What to produce: Write the listing out again, all of it, word for word.

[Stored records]
------
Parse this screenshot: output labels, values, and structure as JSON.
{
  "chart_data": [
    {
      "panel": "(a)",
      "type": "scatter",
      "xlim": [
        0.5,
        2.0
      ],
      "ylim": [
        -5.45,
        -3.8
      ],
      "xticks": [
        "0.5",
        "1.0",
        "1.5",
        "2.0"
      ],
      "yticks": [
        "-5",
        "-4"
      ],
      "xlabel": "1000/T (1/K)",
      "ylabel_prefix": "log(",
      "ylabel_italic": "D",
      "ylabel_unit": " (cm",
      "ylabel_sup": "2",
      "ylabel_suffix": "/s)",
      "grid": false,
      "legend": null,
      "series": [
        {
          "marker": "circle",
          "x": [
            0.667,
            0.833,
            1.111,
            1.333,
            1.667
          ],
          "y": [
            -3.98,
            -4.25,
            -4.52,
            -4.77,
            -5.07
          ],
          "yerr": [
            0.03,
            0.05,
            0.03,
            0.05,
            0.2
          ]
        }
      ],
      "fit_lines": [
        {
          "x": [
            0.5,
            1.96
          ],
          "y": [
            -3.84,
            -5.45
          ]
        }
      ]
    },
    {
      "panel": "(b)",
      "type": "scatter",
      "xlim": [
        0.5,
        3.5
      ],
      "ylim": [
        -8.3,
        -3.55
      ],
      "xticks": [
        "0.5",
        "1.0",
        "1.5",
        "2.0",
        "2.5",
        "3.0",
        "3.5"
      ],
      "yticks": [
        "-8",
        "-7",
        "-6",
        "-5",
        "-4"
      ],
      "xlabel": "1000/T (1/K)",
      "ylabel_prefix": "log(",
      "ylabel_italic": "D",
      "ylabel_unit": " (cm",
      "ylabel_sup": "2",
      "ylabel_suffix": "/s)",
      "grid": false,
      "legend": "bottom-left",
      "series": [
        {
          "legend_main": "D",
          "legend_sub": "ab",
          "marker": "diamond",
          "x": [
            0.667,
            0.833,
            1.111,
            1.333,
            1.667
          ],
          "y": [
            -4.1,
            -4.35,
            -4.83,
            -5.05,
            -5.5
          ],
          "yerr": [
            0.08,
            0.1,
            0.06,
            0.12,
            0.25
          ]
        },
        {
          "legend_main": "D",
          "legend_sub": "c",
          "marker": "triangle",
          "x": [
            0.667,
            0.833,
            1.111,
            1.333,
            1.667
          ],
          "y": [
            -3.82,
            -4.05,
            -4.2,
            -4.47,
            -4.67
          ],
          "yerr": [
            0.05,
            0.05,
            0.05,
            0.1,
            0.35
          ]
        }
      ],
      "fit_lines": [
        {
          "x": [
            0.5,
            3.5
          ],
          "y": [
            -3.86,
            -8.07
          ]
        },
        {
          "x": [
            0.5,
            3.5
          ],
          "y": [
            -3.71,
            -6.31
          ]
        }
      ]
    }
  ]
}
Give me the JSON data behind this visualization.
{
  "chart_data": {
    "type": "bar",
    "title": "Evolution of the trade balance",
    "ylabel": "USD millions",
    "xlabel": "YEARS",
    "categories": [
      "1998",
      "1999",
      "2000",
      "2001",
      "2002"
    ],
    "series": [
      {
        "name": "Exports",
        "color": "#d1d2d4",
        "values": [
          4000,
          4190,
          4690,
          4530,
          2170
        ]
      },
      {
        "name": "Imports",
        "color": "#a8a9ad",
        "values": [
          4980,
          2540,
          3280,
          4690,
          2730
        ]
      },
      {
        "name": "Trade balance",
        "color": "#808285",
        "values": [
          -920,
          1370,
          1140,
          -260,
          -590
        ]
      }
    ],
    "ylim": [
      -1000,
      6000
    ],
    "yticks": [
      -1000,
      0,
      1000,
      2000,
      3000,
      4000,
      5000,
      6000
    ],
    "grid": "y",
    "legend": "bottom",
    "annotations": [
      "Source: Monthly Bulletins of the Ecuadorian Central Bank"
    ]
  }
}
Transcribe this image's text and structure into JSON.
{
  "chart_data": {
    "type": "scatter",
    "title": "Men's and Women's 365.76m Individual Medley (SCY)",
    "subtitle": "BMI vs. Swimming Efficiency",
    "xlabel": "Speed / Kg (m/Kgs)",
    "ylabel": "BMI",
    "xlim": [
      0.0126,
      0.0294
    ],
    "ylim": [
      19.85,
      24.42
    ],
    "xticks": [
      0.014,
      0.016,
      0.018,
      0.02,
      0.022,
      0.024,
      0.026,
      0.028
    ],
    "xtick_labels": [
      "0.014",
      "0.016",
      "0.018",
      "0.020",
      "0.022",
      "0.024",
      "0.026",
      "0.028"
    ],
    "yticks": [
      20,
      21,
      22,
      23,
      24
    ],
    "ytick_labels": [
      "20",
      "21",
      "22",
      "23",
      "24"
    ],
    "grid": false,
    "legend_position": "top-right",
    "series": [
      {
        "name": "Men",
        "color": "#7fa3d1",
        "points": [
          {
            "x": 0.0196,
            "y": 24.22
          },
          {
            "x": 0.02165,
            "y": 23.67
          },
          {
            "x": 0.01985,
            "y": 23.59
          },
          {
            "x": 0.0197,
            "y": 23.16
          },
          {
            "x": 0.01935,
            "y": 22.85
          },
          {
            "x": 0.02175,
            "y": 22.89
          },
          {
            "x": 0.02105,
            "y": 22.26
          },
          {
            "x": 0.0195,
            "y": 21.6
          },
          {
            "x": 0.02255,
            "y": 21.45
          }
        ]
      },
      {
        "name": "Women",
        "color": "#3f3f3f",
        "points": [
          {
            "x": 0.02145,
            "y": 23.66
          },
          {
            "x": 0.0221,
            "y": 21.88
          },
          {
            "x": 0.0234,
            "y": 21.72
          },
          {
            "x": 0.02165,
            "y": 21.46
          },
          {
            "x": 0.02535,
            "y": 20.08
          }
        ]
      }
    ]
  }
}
------
Solution to the exercise:
Parse this screenshot: output labels, values, and structure as JSON.
{
  "chart_data": [
    {
      "panel": "(a)",
      "type": "scatter",
      "xlim": [
        0.5,
        2.0
      ],
      "ylim": [
        -5.45,
        -3.8
      ],
      "xticks": [
        "0.5",
        "1.0",
        "1.5",
        "2.0"
      ],
      "yticks": [
        "-5",
        "-4"
      ],
      "xlabel": "1000/T (1/K)",
      "ylabel_prefix": "log(",
      "ylabel_italic": "D",
      "ylabel_unit": " (cm",
      "ylabel_sup": "2",
      "ylabel_suffix": "/s)",
      "grid": false,
      "legend": null,
      "series": [
        {
          "marker": "circle",
          "x": [
            0.667,
            0.833,
            1.111,
            1.333,
            1.667
          ],
          "y": [
            -3.98,
            -4.25,
            -4.52,
            -4.77,
            -5.07
          ],
          "yerr": [
            0.03,
            0.05,
            0.03,
            0.05,
            0.2
          ]
        }
      ],
      "fit_lines": [
        {
          "x": [
            0.5,
            1.96
          ],
          "y": [
            -3.84,
            -5.45
          ]
        }
      ]
    },
    {
      "panel": "(b)",
      "type": "scatter",
      "xlim": [
        0.5,
        3.5
      ],
      "ylim": [
        -8.3,
        -3.55
      ],
      "xticks": [
        "0.5",
        "1.0",
        "1.5",
        "2.0",
        "2.5",
        "3.0",
        "3.5"
      ],
      "yticks": [
        "-8",
        "-7",
        "-6",
        "-5",
        "-4"
      ],
      "xlabel": "1000/T (1/K)",
      "ylabel_prefix": "log(",
      "ylabel_italic": "D",
      "ylabel_unit": " (cm",
      "ylabel_sup": "2",
      "ylabel_suffix": "/s)",
      "grid": false,
      "legend": "bottom-left",
      "series": [
        {
          "legend_main": "D",
          "legend_sub": "ab",
          "marker": "diamond",
          "x": [
            0.667,
            0.833,
            1.111,
            1.333,
            1.667
          ],
          "y": [
            -4.1,
            -4.35,
            -4.83,
            -5.05,
            -5.5
          ],
          "yerr": [
            0.08,
            0.1,
            0.06,
            0.12,
            0.25
          ]
        },
        {
          "legend_main": "D",
          "legend_sub": "c",
          "marker": "triangle",
          "x": [
            0.667,
            0.833,
            1.111,
            1.333,
            1.667
          ],
          "y": [
            -3.82,
            -4.05,
            -4.2,
            -4.47,
            -4.67
          ],
          "yerr": [
            0.05,
            0.05,
            0.05,
            0.1,
            0.35
          ]
        }
      ],
      "fit_lines": [
        {
          "x": [
            0.5,
            3.5
          ],
          "y": [
            -3.86,
            -8.07
          ]
        },
        {
          "x": [
            0.5,
            3.5
          ],
          "y": [
            -3.71,
            -6.31
          ]
        }
      ]
    }
  ]
}
Give me the JSON data behind this visualization.
{
  "chart_data": {
    "type": "bar",
    "title": "Evolution of the trade balance",
    "ylabel": "USD millions",
    "xlabel": "YEARS",
    "categories": [
      "1998",
      "1999",
      "2000",
      "2001",
      "2002"
    ],
    "series": [
      {
        "name": "Exports",
        "color": "#d1d2d4",
        "values": [
          4000,
          4190,
          4690,
          4530,
          2170
        ]
      },
      {
        "name": "Imports",
        "color": "#a8a9ad",
        "values": [
          4980,
          2540,
          3280,
          4690,
          2730
        ]
      },
      {
        "name": "Trade balance",
        "color": "#808285",
        "values": [
          -920,
          1370,
          1140,
          -260,
          -590
        ]
      }
    ],
    "ylim": [
      -1000,
      6000
    ],
    "yticks": [
      -1000,
      0,
      1000,
      2000,
      3000,
      4000,
      5000,
      6000
    ],
    "grid": "y",
    "legend": "bottom",
    "annotations": [
      "Source: Monthly Bulletins of the Ecuadorian Central Bank"
    ]
  }
}
Transcribe this image's text and structure into JSON.
{
  "chart_data": {
    "type": "scatter",
    "title": "Men's and Women's 365.76m Individual Medley (SCY)",
    "subtitle": "BMI vs. Swimming Efficiency",
    "xlabel": "Speed / Kg (m/Kgs)",
    "ylabel": "BMI",
    "xlim": [
      0.0126,
      0.0294
    ],
    "ylim": [
      19.85,
      24.42
    ],
    "xticks": [
      0.014,
      0.016,
      0.018,
      0.02,
      0.022,
      0.024,
      0.026,
      0.028
    ],
    "xtick_labels": [
      "0.014",
      "0.016",
      "0.018",
      "0.020",
      "0.022",
      "0.024",
      "0.026",
      "0.028"
    ],
    "yticks": [
      20,
      21,
      22,
      23,
      24
    ],
    "ytick_labels": [
      "20",
      "21",
      "22",
      "23",
      "24"
    ],
    "grid": false,
    "legend_position": "top-right",
    "series": [
      {
        "name": "Men",
        "color": "#7fa3d1",
        "points": [
          {
            "x": 0.0196,
            "y": 24.22
          },
          {
            "x": 0.02165,
            "y": 23.67
          },
          {
            "x": 0.01985,
            "y": 23.59
          },
          {
            "x": 0.0197,
            "y": 23.16
          },
          {
            "x": 0.01935,
            "y": 22.85
          },
          {
            "x": 0.02175,
            "y": 22.89
          },
          {
            "x": 0.02105,
            "y": 22.26
          },
          {
            "x": 0.0195,
            "y": 21.6
          },
          {
            "x": 0.02255,
            "y": 21.45
          }
        ]
      },
      {
        "name": "Women",
        "color": "#3f3f3f",
        "points": [
          {
            "x": 0.02145,
            "y": 23.66
          },
          {
            "x": 0.0221,
            "y": 21.88
          },
          {
            "x": 0.0234,
            "y": 21.72
          },
          {
            "x": 0.02165,
            "y": 21.46
          },
          {
            "x": 0.02535,
            "y": 20.08
          }
        ]
      }
    ]
  }
}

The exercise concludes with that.